When I was a gung-ho journalist in my 20s, getting a master's degree in journalism from Columbia University, I had no idea I would become a dating coach someday. In fact, I had no idea dating coaches even existed.
But in my late 20s, I remember being frustrated because I wasn't able to find that special connection with a man. I was to blame, in part, because I had my own commitment fears, and I seemed to attract similar men.
But luckily, I learned about courtship around this time, and my whole life changed. I write more about this, on the Positively Positive blog, explaining how dating helped me evolve into my higher self.
Around this time, I became a dating coach to help other women, teaching them about the benefits of modern date courtship.
Check the blog out, and let me know what you think!
Tinder and other online dating sites can work like a charm.
In fact, approximately 80 percent of my clients have met boyfriends and husbands on Tinder, Match, Coffee Meets Bagel, Plenty of Fish, and other apps. Others have met through friends or real life.
Many women are still confused and making mistakes online, though. One area where women mess up is in their bios.

Items
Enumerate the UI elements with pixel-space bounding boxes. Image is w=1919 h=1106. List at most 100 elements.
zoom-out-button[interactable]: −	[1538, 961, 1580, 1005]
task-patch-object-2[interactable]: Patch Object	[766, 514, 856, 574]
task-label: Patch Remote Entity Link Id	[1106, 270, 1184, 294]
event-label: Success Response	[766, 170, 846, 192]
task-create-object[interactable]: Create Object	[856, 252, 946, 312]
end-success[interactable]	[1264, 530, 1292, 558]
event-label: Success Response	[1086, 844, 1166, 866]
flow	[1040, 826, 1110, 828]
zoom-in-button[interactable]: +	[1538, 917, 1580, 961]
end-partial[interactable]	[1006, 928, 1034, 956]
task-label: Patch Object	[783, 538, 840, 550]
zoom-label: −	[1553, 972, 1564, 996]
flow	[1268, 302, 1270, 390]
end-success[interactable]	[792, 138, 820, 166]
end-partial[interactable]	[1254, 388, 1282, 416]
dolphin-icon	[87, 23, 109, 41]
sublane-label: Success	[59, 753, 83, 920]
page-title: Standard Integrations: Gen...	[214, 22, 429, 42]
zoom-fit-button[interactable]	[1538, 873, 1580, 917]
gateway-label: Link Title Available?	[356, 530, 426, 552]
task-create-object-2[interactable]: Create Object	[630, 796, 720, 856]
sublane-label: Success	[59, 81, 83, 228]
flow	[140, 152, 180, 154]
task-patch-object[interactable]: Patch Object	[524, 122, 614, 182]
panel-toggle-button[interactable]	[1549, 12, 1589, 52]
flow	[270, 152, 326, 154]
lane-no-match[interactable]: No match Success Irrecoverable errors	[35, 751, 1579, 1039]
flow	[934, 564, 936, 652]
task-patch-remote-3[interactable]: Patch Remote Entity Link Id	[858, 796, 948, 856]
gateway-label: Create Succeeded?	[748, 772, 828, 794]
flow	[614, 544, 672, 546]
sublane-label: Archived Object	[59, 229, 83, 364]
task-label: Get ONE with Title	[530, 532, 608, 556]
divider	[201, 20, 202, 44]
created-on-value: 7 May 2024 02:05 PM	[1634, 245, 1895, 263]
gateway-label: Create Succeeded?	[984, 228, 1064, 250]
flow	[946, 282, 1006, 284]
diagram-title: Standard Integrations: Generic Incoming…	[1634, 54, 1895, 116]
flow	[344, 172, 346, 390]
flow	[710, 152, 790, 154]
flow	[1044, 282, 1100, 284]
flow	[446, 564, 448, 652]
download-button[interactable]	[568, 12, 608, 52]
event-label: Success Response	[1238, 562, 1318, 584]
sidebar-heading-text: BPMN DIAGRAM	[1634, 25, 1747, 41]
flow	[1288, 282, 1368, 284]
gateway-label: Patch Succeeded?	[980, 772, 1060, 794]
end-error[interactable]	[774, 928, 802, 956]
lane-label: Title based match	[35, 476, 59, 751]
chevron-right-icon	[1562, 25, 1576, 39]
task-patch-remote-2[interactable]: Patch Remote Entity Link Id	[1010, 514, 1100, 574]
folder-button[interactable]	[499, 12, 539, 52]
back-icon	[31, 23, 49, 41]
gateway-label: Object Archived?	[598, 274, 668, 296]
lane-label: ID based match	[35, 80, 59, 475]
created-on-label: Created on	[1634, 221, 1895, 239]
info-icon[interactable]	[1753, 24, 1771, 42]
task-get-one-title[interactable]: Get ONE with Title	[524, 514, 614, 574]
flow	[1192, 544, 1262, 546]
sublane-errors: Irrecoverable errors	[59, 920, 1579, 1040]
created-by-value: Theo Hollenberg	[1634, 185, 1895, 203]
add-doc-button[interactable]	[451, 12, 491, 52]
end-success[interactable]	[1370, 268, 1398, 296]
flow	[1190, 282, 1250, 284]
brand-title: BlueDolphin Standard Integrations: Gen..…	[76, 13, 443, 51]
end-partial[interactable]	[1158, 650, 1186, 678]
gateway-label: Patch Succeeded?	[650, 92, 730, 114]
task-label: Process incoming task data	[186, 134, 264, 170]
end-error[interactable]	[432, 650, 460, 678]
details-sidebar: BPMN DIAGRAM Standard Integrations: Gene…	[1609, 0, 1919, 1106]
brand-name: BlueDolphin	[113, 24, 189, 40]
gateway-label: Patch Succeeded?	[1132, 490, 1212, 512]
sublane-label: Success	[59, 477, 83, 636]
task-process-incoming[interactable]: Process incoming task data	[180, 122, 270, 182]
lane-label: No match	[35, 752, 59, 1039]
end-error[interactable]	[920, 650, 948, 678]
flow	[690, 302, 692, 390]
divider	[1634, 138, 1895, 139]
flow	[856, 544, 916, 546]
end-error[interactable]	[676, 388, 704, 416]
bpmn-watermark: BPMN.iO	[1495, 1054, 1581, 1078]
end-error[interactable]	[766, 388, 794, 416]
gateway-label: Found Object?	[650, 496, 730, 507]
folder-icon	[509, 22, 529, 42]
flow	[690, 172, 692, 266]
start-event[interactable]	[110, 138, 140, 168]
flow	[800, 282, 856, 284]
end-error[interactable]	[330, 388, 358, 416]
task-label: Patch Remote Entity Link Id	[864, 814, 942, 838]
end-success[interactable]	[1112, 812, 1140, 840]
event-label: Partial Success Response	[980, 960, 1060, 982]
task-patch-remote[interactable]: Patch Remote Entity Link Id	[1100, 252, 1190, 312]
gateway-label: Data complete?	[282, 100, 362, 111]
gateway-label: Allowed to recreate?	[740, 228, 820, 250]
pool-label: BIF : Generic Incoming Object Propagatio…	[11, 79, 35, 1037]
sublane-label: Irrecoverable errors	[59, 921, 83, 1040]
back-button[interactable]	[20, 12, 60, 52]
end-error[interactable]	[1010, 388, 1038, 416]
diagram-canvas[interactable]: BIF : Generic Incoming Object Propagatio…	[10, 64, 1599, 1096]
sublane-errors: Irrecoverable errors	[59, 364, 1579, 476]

Exercise
List every dating app or site the article names.

Completed task
Tinder, Match, Coffee Meets Bagel, Plenty of Fish